— Requests —
**1)** In the article on the KWL logistics facility, how much is the cargo handler investing in building the facility?
**2)** Update the KWL logistics article's text starting with "The facility will" and going on through "the cargo handler.", with "small appliances" replaced by "household electronics".

Chairman and CEO of KWL, Grantley Stephenson, believes that the over-subscription for space is "a sign of confidence in the logistics hub initiative".

Strategically, KWL began meeting with international freight companies to fill the facility from early in its conceptual stage, which has largely driven the level of interest that they have gotten.

"We have a lot of customers who have already expressed their interest in filling the space," Stephenson told the Jamaica Observer.

Customers are expected to begin operating from what is expected to be "a modern 24-hour logistics complex with modular warehouse space" in January 2016, which is less than a month after its scheduled December 2015 completion.

The cargo handler is investing US$20 million ($2.2 billion) in the construction of the facility which represents the first of a series of infrastructural investments under the national logistics hub initiative.

Stephenson reckons that, "Customers are lining up to fill the space" because Jamaica's location in the centre of a hemisphere with 800 million people makes the facility ideal for "just-in-time shipping," which is a new trend in global logistics.

The facility will allow KWL to modify shipped items -- ranging from small appliances to motor vehicles -- repackage and ship to regional destinations, creating more value-added services to the operations of the cargo handler.

Conceivably, large stores with multiple locations like Walmart, will be able to order a container filled with the same item from China and have it shipped to Jamaica.

— Entries provided —
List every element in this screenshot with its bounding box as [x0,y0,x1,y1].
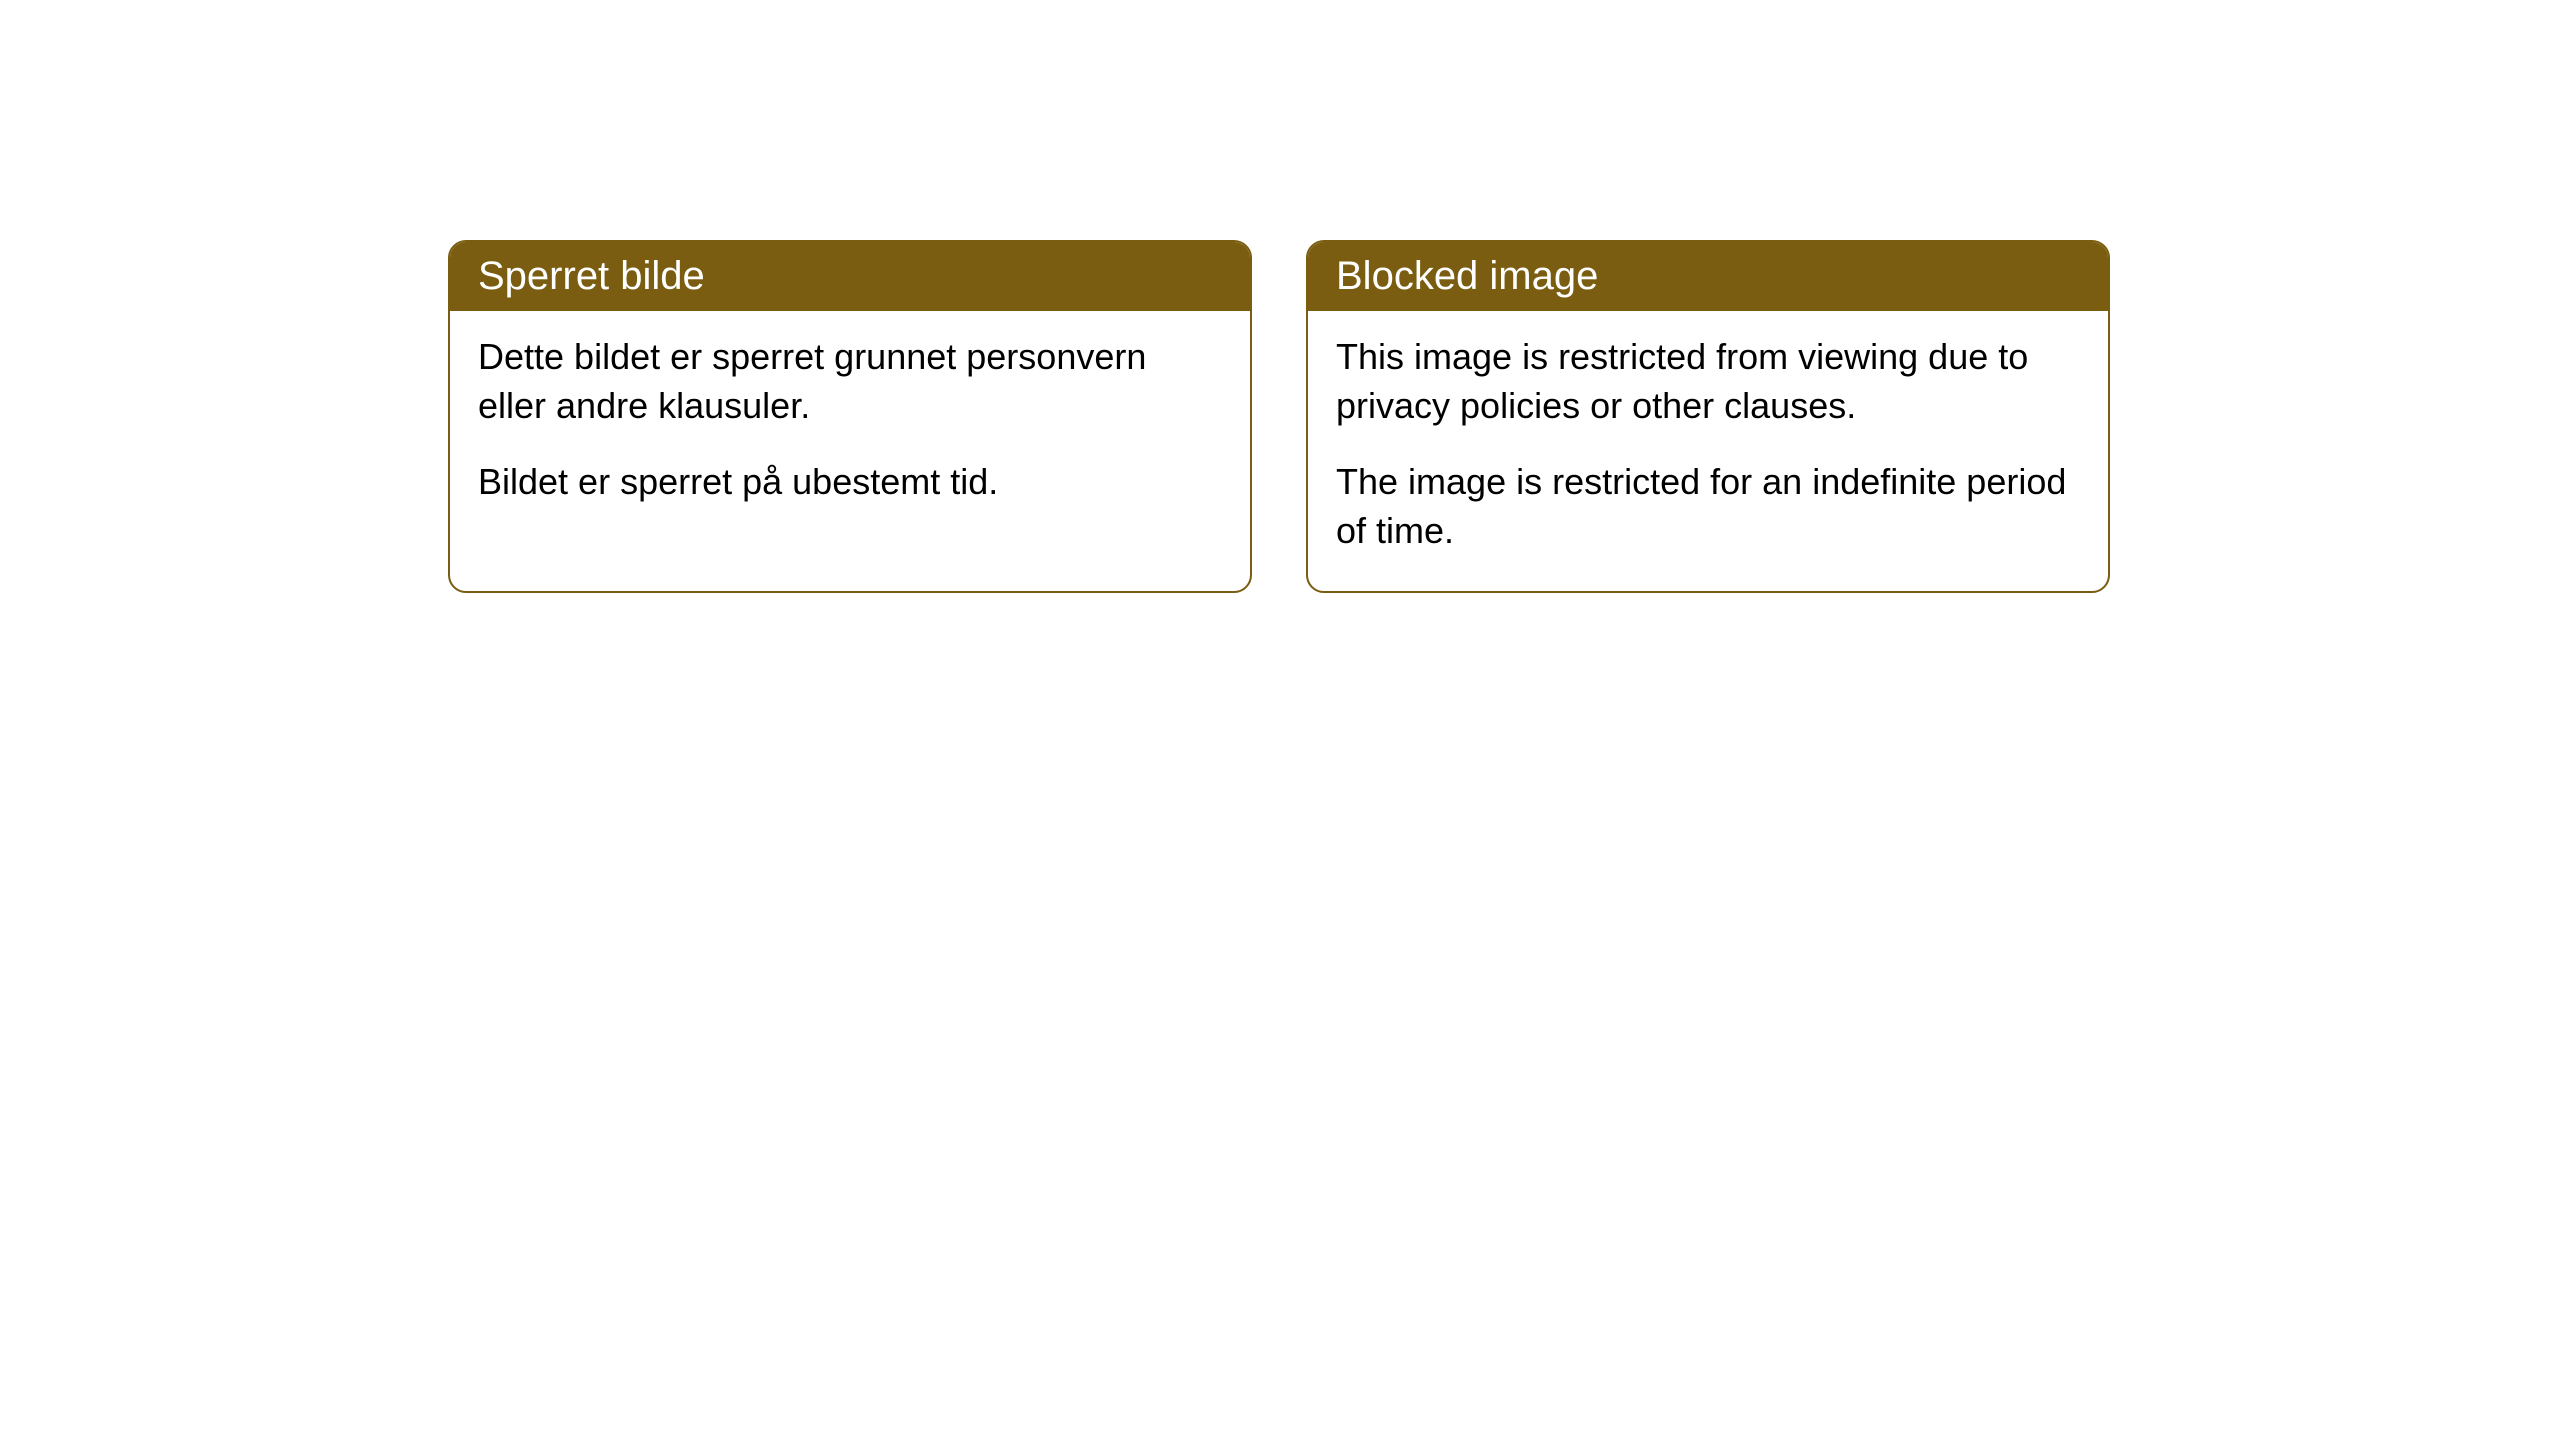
blocked-image-card-norwegian: Sperret bilde Dette bildet er sperret gr… [448,240,1252,593]
card-body-english: This image is restricted from viewing du… [1308,311,2108,591]
blocked-image-card-english: Blocked image This image is restricted f… [1306,240,2110,593]
notice-text-norwegian-2: Bildet er sperret på ubestemt tid. [478,458,1222,507]
card-header-norwegian: Sperret bilde [450,242,1250,311]
notice-text-english-1: This image is restricted from viewing du… [1336,333,2080,430]
notice-text-english-2: The image is restricted for an indefinit… [1336,458,2080,555]
card-body-norwegian: Dette bildet er sperret grunnet personve… [450,311,1250,543]
card-header-english: Blocked image [1308,242,2108,311]
notice-container: Sperret bilde Dette bildet er sperret gr… [448,240,2110,593]
notice-text-norwegian-1: Dette bildet er sperret grunnet personve… [478,333,1222,430]
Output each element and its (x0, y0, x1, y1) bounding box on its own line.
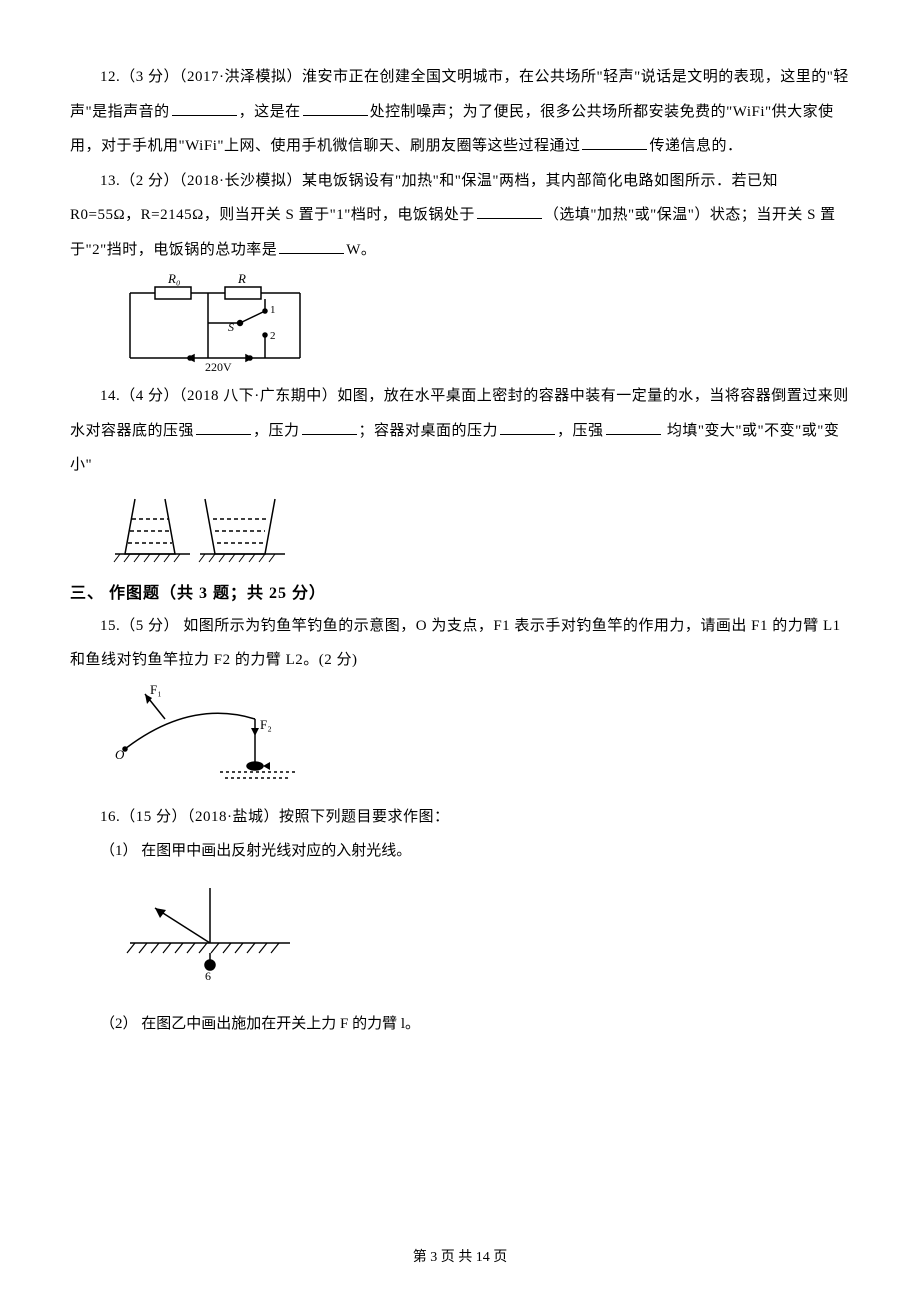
fishing-label-f2: F₂ (260, 717, 272, 732)
q13-text-c: W。 (346, 242, 376, 258)
question-13: 13.（2 分）（2018·长沙模拟）某电饭锅设有"加热"和"保温"两档，其内部… (70, 164, 850, 268)
q15-text: 15.（5 分） 如图所示为钓鱼竿钓鱼的示意图，O 为支点，F1 表示手对钓鱼竿… (70, 618, 841, 669)
blank (172, 101, 237, 116)
mirror-svg: 6 (110, 883, 310, 983)
q12-text-b: ，这是在 (239, 104, 301, 120)
circuit-svg: R₀ R S 1 2 220V (110, 273, 320, 373)
fishing-figure: F₁ F₂ O (110, 684, 850, 794)
circuit-label-s: S (228, 320, 234, 334)
container-svg (110, 489, 290, 569)
circuit-label-r0: R₀ (167, 273, 180, 286)
fishing-label-o: O (115, 747, 125, 762)
blank (582, 135, 647, 150)
question-12: 12.（3 分）（2017·洪泽模拟）淮安市正在创建全国文明城市，在公共场所"轻… (70, 60, 850, 164)
q14-text-d: ，压强 (557, 423, 604, 439)
page: 12.（3 分）（2017·洪泽模拟）淮安市正在创建全国文明城市，在公共场所"轻… (0, 0, 920, 1302)
blank (279, 239, 344, 254)
fishing-label-f1: F₁ (150, 684, 162, 697)
container-figure (110, 489, 850, 569)
blank (500, 420, 555, 435)
fishing-svg: F₁ F₂ O (110, 684, 310, 794)
question-16-part1: （1） 在图甲中画出反射光线对应的入射光线。 (70, 834, 850, 869)
q12-text-d: 传递信息的． (649, 138, 742, 154)
mirror-label-6: 6 (205, 969, 211, 983)
question-14: 14.（4 分）（2018 八下·广东期中）如图，放在水平桌面上密封的容器中装有… (70, 379, 850, 483)
blank (606, 420, 661, 435)
q16-head: 16.（15 分）（2018·盐城）按照下列题目要求作图： (100, 809, 450, 825)
mirror-figure: 6 (110, 883, 850, 983)
q16-part1-text: （1） 在图甲中画出反射光线对应的入射光线。 (100, 843, 411, 859)
question-16-part2: （2） 在图乙中画出施加在开关上力 F 的力臂 l。 (70, 1007, 850, 1042)
page-footer: 第 3 页 共 14 页 (0, 1246, 920, 1266)
section-3-heading: 三、 作图题（共 3 题；共 25 分） (70, 579, 850, 603)
blank (477, 204, 542, 219)
blank (196, 420, 251, 435)
q14-text-b: ，压力 (253, 423, 300, 439)
footer-text: 第 3 页 共 14 页 (413, 1250, 508, 1265)
blank (302, 420, 357, 435)
q14-text-c: ；容器对桌面的压力 (359, 423, 499, 439)
circuit-figure: R₀ R S 1 2 220V (110, 273, 850, 373)
blank (303, 101, 368, 116)
q16-part2-text: （2） 在图乙中画出施加在开关上力 F 的力臂 l。 (100, 1016, 420, 1032)
question-16: 16.（15 分）（2018·盐城）按照下列题目要求作图： (70, 800, 850, 835)
circuit-label-voltage: 220V (205, 360, 232, 373)
circuit-label-r: R (237, 273, 246, 286)
circuit-label-2: 2 (270, 330, 276, 342)
circuit-label-1: 1 (270, 304, 276, 316)
question-15: 15.（5 分） 如图所示为钓鱼竿钓鱼的示意图，O 为支点，F1 表示手对钓鱼竿… (70, 609, 850, 678)
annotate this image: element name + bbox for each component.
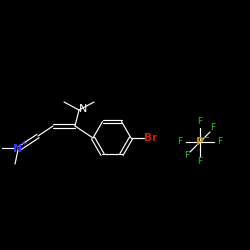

— Solutions to the tasks —
**1)** US$20 million ($2.2 billion)

**2)**
The facility will allow KWL to modify shipped items -- ranging from household electronics to motor vehicles -- repackage and ship to regional destinations, creating more value-added services to the operations of the cargo handler.